### [Your objective]
Below is a listing to write out in full, exactly as given, without its pictures.

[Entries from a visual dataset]
+-------+
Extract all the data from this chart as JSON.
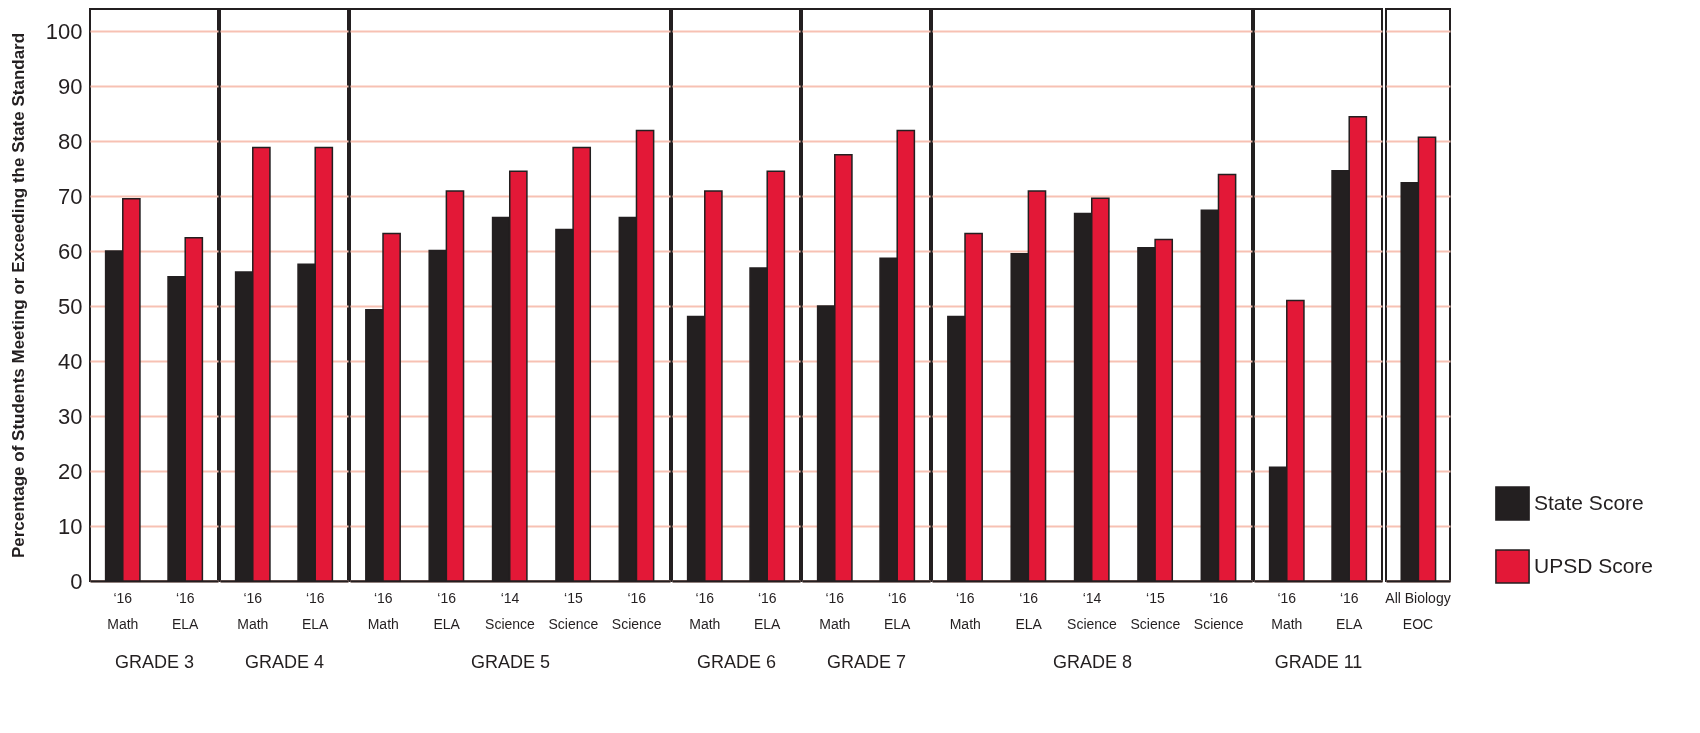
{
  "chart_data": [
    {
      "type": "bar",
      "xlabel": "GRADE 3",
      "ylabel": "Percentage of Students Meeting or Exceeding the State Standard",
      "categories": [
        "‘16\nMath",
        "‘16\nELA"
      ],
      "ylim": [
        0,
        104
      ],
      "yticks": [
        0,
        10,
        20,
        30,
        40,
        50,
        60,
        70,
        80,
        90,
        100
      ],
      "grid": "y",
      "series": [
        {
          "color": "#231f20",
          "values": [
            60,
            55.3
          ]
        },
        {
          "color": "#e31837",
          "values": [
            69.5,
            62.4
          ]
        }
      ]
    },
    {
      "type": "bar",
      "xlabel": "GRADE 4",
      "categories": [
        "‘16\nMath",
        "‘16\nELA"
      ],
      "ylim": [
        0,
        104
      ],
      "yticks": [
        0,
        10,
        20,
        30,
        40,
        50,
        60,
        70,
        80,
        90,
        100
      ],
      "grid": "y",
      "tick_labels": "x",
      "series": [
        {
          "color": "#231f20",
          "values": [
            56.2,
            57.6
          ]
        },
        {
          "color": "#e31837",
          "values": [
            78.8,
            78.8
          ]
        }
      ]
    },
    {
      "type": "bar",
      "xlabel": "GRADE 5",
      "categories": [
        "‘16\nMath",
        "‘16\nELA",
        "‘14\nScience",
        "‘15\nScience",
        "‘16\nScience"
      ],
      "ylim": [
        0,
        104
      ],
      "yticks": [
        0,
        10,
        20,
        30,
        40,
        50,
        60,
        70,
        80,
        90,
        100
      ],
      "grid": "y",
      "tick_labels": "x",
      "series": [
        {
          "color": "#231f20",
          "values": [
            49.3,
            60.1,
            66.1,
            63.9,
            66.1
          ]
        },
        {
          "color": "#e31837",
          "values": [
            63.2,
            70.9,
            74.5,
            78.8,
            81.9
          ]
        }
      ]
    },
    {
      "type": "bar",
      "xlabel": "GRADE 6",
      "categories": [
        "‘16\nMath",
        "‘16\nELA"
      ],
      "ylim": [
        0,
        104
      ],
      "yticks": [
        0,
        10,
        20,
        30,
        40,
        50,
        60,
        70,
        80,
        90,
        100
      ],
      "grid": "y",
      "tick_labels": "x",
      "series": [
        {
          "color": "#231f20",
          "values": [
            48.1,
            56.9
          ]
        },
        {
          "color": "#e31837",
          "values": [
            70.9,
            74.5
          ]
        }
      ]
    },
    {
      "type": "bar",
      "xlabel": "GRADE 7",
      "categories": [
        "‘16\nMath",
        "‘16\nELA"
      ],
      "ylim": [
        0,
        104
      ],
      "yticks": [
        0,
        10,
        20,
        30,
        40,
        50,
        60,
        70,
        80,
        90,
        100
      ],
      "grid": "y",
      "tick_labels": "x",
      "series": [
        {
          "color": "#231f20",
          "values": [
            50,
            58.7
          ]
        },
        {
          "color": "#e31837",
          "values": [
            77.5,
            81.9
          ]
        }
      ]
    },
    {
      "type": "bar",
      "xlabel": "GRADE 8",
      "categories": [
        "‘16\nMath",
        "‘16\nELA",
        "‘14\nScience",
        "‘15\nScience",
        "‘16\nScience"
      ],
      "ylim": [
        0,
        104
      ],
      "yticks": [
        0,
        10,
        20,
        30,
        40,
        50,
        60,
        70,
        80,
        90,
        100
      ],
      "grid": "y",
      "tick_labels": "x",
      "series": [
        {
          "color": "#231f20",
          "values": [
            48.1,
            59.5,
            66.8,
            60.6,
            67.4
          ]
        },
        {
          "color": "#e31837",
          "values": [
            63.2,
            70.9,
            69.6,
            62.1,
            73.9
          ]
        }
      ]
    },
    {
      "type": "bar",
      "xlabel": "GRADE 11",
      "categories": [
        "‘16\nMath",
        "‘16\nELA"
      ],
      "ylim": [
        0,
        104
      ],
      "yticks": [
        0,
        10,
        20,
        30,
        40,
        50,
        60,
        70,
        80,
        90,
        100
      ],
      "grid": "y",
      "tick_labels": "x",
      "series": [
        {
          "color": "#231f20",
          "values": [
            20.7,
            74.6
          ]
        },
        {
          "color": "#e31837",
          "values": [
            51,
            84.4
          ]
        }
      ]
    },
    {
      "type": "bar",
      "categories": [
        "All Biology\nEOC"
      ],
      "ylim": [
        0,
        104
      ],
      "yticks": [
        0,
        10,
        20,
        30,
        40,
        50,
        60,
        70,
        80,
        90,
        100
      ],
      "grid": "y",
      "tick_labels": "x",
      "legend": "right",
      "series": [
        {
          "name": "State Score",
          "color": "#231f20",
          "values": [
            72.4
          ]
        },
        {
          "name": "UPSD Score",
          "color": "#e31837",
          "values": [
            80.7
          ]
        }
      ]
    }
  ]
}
+-------+
### [Exercise answer]
Extract all the data from this chart as JSON.
{
  "chart_data": [
    {
      "type": "bar",
      "xlabel": "GRADE 3",
      "ylabel": "Percentage of Students Meeting or Exceeding the State Standard",
      "categories": [
        "‘16\nMath",
        "‘16\nELA"
      ],
      "ylim": [
        0,
        104
      ],
      "yticks": [
        0,
        10,
        20,
        30,
        40,
        50,
        60,
        70,
        80,
        90,
        100
      ],
      "grid": "y",
      "series": [
        {
          "color": "#231f20",
          "values": [
            60,
            55.3
          ]
        },
        {
          "color": "#e31837",
          "values": [
            69.5,
            62.4
          ]
        }
      ]
    },
    {
      "type": "bar",
      "xlabel": "GRADE 4",
      "categories": [
        "‘16\nMath",
        "‘16\nELA"
      ],
      "ylim": [
        0,
        104
      ],
      "yticks": [
        0,
        10,
        20,
        30,
        40,
        50,
        60,
        70,
        80,
        90,
        100
      ],
      "grid": "y",
      "tick_labels": "x",
      "series": [
        {
          "color": "#231f20",
          "values": [
            56.2,
            57.6
          ]
        },
        {
          "color": "#e31837",
          "values": [
            78.8,
            78.8
          ]
        }
      ]
    },
    {
      "type": "bar",
      "xlabel": "GRADE 5",
      "categories": [
        "‘16\nMath",
        "‘16\nELA",
        "‘14\nScience",
        "‘15\nScience",
        "‘16\nScience"
      ],
      "ylim": [
        0,
        104
      ],
      "yticks": [
        0,
        10,
        20,
        30,
        40,
        50,
        60,
        70,
        80,
        90,
        100
      ],
      "grid": "y",
      "tick_labels": "x",
      "series": [
        {
          "color": "#231f20",
          "values": [
            49.3,
            60.1,
            66.1,
            63.9,
            66.1
          ]
        },
        {
          "color": "#e31837",
          "values": [
            63.2,
            70.9,
            74.5,
            78.8,
            81.9
          ]
        }
      ]
    },
    {
      "type": "bar",
      "xlabel": "GRADE 6",
      "categories": [
        "‘16\nMath",
        "‘16\nELA"
      ],
      "ylim": [
        0,
        104
      ],
      "yticks": [
        0,
        10,
        20,
        30,
        40,
        50,
        60,
        70,
        80,
        90,
        100
      ],
      "grid": "y",
      "tick_labels": "x",
      "series": [
        {
          "color": "#231f20",
          "values": [
            48.1,
            56.9
          ]
        },
        {
          "color": "#e31837",
          "values": [
            70.9,
            74.5
          ]
        }
      ]
    },
    {
      "type": "bar",
      "xlabel": "GRADE 7",
      "categories": [
        "‘16\nMath",
        "‘16\nELA"
      ],
      "ylim": [
        0,
        104
      ],
      "yticks": [
        0,
        10,
        20,
        30,
        40,
        50,
        60,
        70,
        80,
        90,
        100
      ],
      "grid": "y",
      "tick_labels": "x",
      "series": [
        {
          "color": "#231f20",
          "values": [
            50,
            58.7
          ]
        },
        {
          "color": "#e31837",
          "values": [
            77.5,
            81.9
          ]
        }
      ]
    },
    {
      "type": "bar",
      "xlabel": "GRADE 8",
      "categories": [
        "‘16\nMath",
        "‘16\nELA",
        "‘14\nScience",
        "‘15\nScience",
        "‘16\nScience"
      ],
      "ylim": [
        0,
        104
      ],
      "yticks": [
        0,
        10,
        20,
        30,
        40,
        50,
        60,
        70,
        80,
        90,
        100
      ],
      "grid": "y",
      "tick_labels": "x",
      "series": [
        {
          "color": "#231f20",
          "values": [
            48.1,
            59.5,
            66.8,
            60.6,
            67.4
          ]
        },
        {
          "color": "#e31837",
          "values": [
            63.2,
            70.9,
            69.6,
            62.1,
            73.9
          ]
        }
      ]
    },
    {
      "type": "bar",
      "xlabel": "GRADE 11",
      "categories": [
        "‘16\nMath",
        "‘16\nELA"
      ],
      "ylim": [
        0,
        104
      ],
      "yticks": [
        0,
        10,
        20,
        30,
        40,
        50,
        60,
        70,
        80,
        90,
        100
      ],
      "grid": "y",
      "tick_labels": "x",
      "series": [
        {
          "color": "#231f20",
          "values": [
            20.7,
            74.6
          ]
        },
        {
          "color": "#e31837",
          "values": [
            51,
            84.4
          ]
        }
      ]
    },
    {
      "type": "bar",
      "categories": [
        "All Biology\nEOC"
      ],
      "ylim": [
        0,
        104
      ],
      "yticks": [
        0,
        10,
        20,
        30,
        40,
        50,
        60,
        70,
        80,
        90,
        100
      ],
      "grid": "y",
      "tick_labels": "x",
      "legend": "right",
      "series": [
        {
          "name": "State Score",
          "color": "#231f20",
          "values": [
            72.4
          ]
        },
        {
          "name": "UPSD Score",
          "color": "#e31837",
          "values": [
            80.7
          ]
        }
      ]
    }
  ]
}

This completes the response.